** Start Data lines **

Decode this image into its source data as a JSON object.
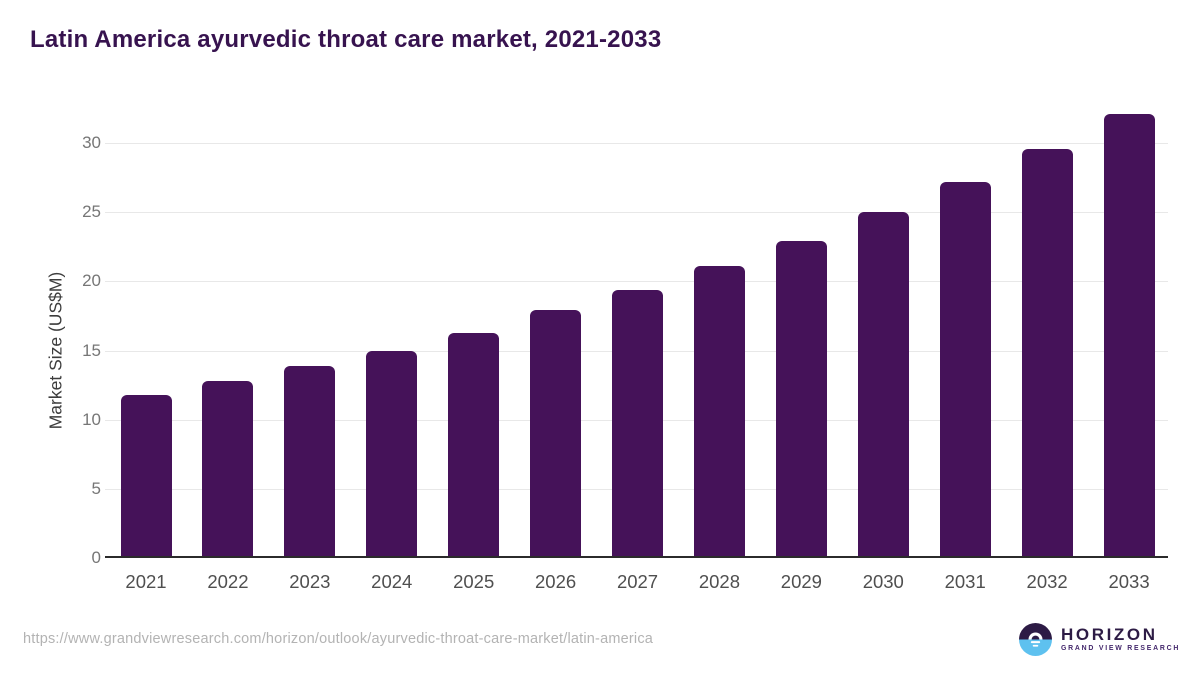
{
  "header": {
    "title": "Latin America ayurvedic throat care market, 2021-2033"
  },
  "chart_data": {
    "type": "bar",
    "title": "Latin America ayurvedic throat care market, 2021-2033",
    "categories": [
      "2021",
      "2022",
      "2023",
      "2024",
      "2025",
      "2026",
      "2027",
      "2028",
      "2029",
      "2030",
      "2031",
      "2032",
      "2033"
    ],
    "values": [
      11.8,
      12.8,
      13.9,
      15.0,
      16.3,
      17.9,
      19.4,
      21.1,
      22.9,
      25.0,
      27.2,
      29.6,
      32.1
    ],
    "xlabel": "",
    "ylabel": "Market Size (US$M)",
    "ylim": [
      0,
      33
    ],
    "yticks": [
      0,
      5,
      10,
      15,
      20,
      25,
      30
    ],
    "grid": "horizontal-only",
    "legend": "none",
    "bar_color": "#451259"
  },
  "footer": {
    "source_url": "https://www.grandviewresearch.com/horizon/outlook/ayurvedic-throat-care-market/latin-america",
    "logo": {
      "wordmark": "HORIZON",
      "tagline": "GRAND VIEW RESEARCH"
    }
  },
  "colors": {
    "bar": "#451259",
    "title": "#37134f",
    "axis": "#2b2b2b",
    "gridline": "#e8e8e8",
    "tick_label": "#767676",
    "category_label": "#4f4f4f",
    "url": "#b3b3b3",
    "logo_purple": "#2d1b45",
    "logo_blue": "#5ec1ef"
  }
}
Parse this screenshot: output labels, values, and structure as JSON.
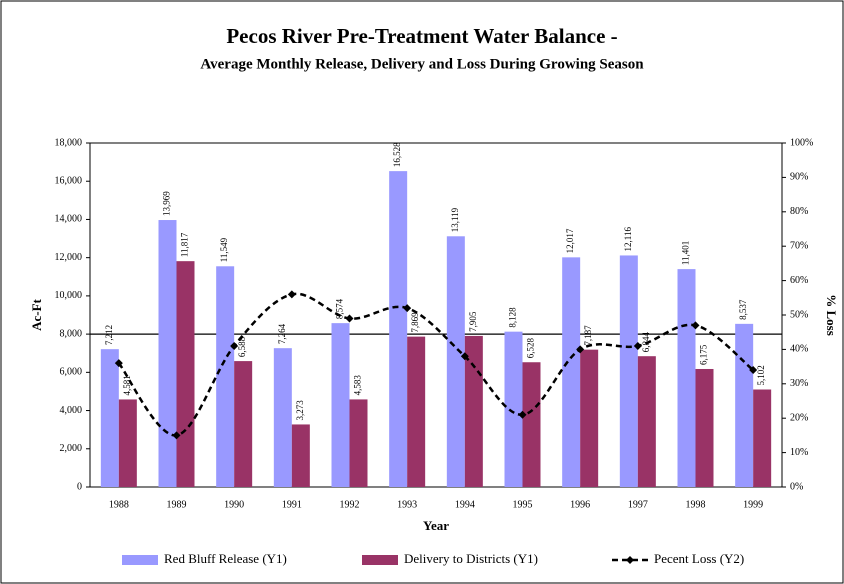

** End Data lines **

_Exercise brief_
Go through the data above and transcribe it in full, omitting any image.

_Response for this exercise_
Decode this image into its source data as a JSON object.
{
  "header": {
    "title": "Latin America ayurvedic throat care market, 2021-2033"
  },
  "chart_data": {
    "type": "bar",
    "title": "Latin America ayurvedic throat care market, 2021-2033",
    "categories": [
      "2021",
      "2022",
      "2023",
      "2024",
      "2025",
      "2026",
      "2027",
      "2028",
      "2029",
      "2030",
      "2031",
      "2032",
      "2033"
    ],
    "values": [
      11.8,
      12.8,
      13.9,
      15.0,
      16.3,
      17.9,
      19.4,
      21.1,
      22.9,
      25.0,
      27.2,
      29.6,
      32.1
    ],
    "xlabel": "",
    "ylabel": "Market Size (US$M)",
    "ylim": [
      0,
      33
    ],
    "yticks": [
      0,
      5,
      10,
      15,
      20,
      25,
      30
    ],
    "grid": "horizontal-only",
    "legend": "none",
    "bar_color": "#451259"
  },
  "footer": {
    "source_url": "https://www.grandviewresearch.com/horizon/outlook/ayurvedic-throat-care-market/latin-america",
    "logo": {
      "wordmark": "HORIZON",
      "tagline": "GRAND VIEW RESEARCH"
    }
  },
  "colors": {
    "bar": "#451259",
    "title": "#37134f",
    "axis": "#2b2b2b",
    "gridline": "#e8e8e8",
    "tick_label": "#767676",
    "category_label": "#4f4f4f",
    "url": "#b3b3b3",
    "logo_purple": "#2d1b45",
    "logo_blue": "#5ec1ef"
  }
}
Parse this screenshot: output labels, values, and structure as JSON.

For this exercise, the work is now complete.